──────── SUPPLIED RECORDS
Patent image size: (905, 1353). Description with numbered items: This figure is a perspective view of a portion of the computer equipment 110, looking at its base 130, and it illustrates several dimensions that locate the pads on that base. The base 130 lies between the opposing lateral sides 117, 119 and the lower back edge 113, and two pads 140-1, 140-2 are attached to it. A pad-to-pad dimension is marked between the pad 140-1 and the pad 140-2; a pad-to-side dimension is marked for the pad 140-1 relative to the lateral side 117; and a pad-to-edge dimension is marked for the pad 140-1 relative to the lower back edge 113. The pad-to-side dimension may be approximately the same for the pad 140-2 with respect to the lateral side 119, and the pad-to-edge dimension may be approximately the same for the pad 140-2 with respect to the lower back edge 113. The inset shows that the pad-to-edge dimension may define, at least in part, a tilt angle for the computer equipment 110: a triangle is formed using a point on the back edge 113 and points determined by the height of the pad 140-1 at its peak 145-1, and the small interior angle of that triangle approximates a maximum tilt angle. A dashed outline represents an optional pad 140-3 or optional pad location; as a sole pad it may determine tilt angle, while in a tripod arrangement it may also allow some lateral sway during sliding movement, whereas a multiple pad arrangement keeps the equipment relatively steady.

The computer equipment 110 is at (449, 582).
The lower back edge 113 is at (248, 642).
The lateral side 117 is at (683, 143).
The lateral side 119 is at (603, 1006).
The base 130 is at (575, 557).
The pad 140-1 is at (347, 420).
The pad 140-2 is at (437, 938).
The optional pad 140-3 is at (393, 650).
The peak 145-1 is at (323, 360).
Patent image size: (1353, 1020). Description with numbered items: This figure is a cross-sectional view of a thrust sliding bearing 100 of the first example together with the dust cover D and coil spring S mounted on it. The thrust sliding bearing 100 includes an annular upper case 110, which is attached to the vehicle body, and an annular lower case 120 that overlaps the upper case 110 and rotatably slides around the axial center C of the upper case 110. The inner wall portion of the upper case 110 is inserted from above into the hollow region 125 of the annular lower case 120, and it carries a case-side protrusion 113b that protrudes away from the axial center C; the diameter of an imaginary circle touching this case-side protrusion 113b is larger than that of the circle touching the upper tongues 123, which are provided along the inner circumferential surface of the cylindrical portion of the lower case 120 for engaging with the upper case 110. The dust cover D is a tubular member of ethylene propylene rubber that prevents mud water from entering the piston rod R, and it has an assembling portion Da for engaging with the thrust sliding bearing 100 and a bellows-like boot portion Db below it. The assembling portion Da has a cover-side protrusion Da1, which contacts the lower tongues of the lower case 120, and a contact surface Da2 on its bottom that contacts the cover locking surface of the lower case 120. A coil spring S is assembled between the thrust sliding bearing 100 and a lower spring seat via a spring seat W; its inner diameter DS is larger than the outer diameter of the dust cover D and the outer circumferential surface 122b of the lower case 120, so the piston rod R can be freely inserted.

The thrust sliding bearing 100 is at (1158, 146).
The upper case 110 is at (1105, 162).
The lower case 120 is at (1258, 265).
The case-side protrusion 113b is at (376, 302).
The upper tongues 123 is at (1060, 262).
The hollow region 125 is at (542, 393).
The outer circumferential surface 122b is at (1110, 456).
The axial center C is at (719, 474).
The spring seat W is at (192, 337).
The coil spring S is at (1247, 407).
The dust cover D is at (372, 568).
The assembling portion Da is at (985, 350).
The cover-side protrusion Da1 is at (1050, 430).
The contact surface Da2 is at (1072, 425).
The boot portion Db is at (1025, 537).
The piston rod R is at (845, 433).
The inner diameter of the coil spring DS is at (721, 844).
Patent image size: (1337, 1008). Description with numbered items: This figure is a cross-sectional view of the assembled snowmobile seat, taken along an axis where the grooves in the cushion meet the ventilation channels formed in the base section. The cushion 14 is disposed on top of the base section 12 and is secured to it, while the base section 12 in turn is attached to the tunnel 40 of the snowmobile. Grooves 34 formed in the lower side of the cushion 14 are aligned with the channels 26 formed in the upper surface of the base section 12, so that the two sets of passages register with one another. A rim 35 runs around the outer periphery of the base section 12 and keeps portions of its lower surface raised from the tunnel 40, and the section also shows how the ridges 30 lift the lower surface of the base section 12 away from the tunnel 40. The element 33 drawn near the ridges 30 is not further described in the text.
────────────────
Copy out every line of the records above with no changes.

◆ **EXERCISE RESPONSE**:
Patent image size: (905, 1353). Description with numbered items: This figure is a perspective view of a portion of the computer equipment 110, looking at its base 130, and it illustrates several dimensions that locate the pads on that base. The base 130 lies between the opposing lateral sides 117, 119 and the lower back edge 113, and two pads 140-1, 140-2 are attached to it. A pad-to-pad dimension is marked between the pad 140-1 and the pad 140-2; a pad-to-side dimension is marked for the pad 140-1 relative to the lateral side 117; and a pad-to-edge dimension is marked for the pad 140-1 relative to the lower back edge 113. The pad-to-side dimension may be approximately the same for the pad 140-2 with respect to the lateral side 119, and the pad-to-edge dimension may be approximately the same for the pad 140-2 with respect to the lower back edge 113. The inset shows that the pad-to-edge dimension may define, at least in part, a tilt angle for the computer equipment 110: a triangle is formed using a point on the back edge 113 and points determined by the height of the pad 140-1 at its peak 145-1, and the small interior angle of that triangle approximates a maximum tilt angle. A dashed outline represents an optional pad 140-3 or optional pad location; as a sole pad it may determine tilt angle, while in a tripod arrangement it may also allow some lateral sway during sliding movement, whereas a multiple pad arrangement keeps the equipment relatively steady.

The computer equipment 110 is at (449, 582).
The lower back edge 113 is at (248, 642).
The lateral side 117 is at (683, 143).
The lateral side 119 is at (603, 1006).
The base 130 is at (575, 557).
The pad 140-1 is at (347, 420).
The pad 140-2 is at (437, 938).
The optional pad 140-3 is at (393, 650).
The peak 145-1 is at (323, 360).
Patent image size: (1353, 1020). Description with numbered items: This figure is a cross-sectional view of a thrust sliding bearing 100 of the first example together with the dust cover D and coil spring S mounted on it. The thrust sliding bearing 100 includes an annular upper case 110, which is attached to the vehicle body, and an annular lower case 120 that overlaps the upper case 110 and rotatably slides around the axial center C of the upper case 110. The inner wall portion of the upper case 110 is inserted from above into the hollow region 125 of the annular lower case 120, and it carries a case-side protrusion 113b that protrudes away from the axial center C; the diameter of an imaginary circle touching this case-side protrusion 113b is larger than that of the circle touching the upper tongues 123, which are provided along the inner circumferential surface of the cylindrical portion of the lower case 120 for engaging with the upper case 110. The dust cover D is a tubular member of ethylene propylene rubber that prevents mud water from entering the piston rod R, and it has an assembling portion Da for engaging with the thrust sliding bearing 100 and a bellows-like boot portion Db below it. The assembling portion Da has a cover-side protrusion Da1, which contacts the lower tongues of the lower case 120, and a contact surface Da2 on its bottom that contacts the cover locking surface of the lower case 120. A coil spring S is assembled between the thrust sliding bearing 100 and a lower spring seat via a spring seat W; its inner diameter DS is larger than the outer diameter of the dust cover D and the outer circumferential surface 122b of the lower case 120, so the piston rod R can be freely inserted.

The thrust sliding bearing 100 is at (1158, 146).
The upper case 110 is at (1105, 162).
The lower case 120 is at (1258, 265).
The case-side protrusion 113b is at (376, 302).
The upper tongues 123 is at (1060, 262).
The hollow region 125 is at (542, 393).
The outer circumferential surface 122b is at (1110, 456).
The axial center C is at (719, 474).
The spring seat W is at (192, 337).
The coil spring S is at (1247, 407).
The dust cover D is at (372, 568).
The assembling portion Da is at (985, 350).
The cover-side protrusion Da1 is at (1050, 430).
The contact surface Da2 is at (1072, 425).
The boot portion Db is at (1025, 537).
The piston rod R is at (845, 433).
The inner diameter of the coil spring DS is at (721, 844).
Patent image size: (1337, 1008). Description with numbered items: This figure is a cross-sectional view of the assembled snowmobile seat, taken along an axis where the grooves in the cushion meet the ventilation channels formed in the base section. The cushion 14 is disposed on top of the base section 12 and is secured to it, while the base section 12 in turn is attached to the tunnel 40 of the snowmobile. Grooves 34 formed in the lower side of the cushion 14 are aligned with the channels 26 formed in the upper surface of the base section 12, so that the two sets of passages register with one another. A rim 35 runs around the outer periphery of the base section 12 and keeps portions of its lower surface raised from the tunnel 40, and the section also shows how the ridges 30 lift the lower surface of the base section 12 away from the tunnel 40. The element 33 drawn near the ridges 30 is not further described in the text.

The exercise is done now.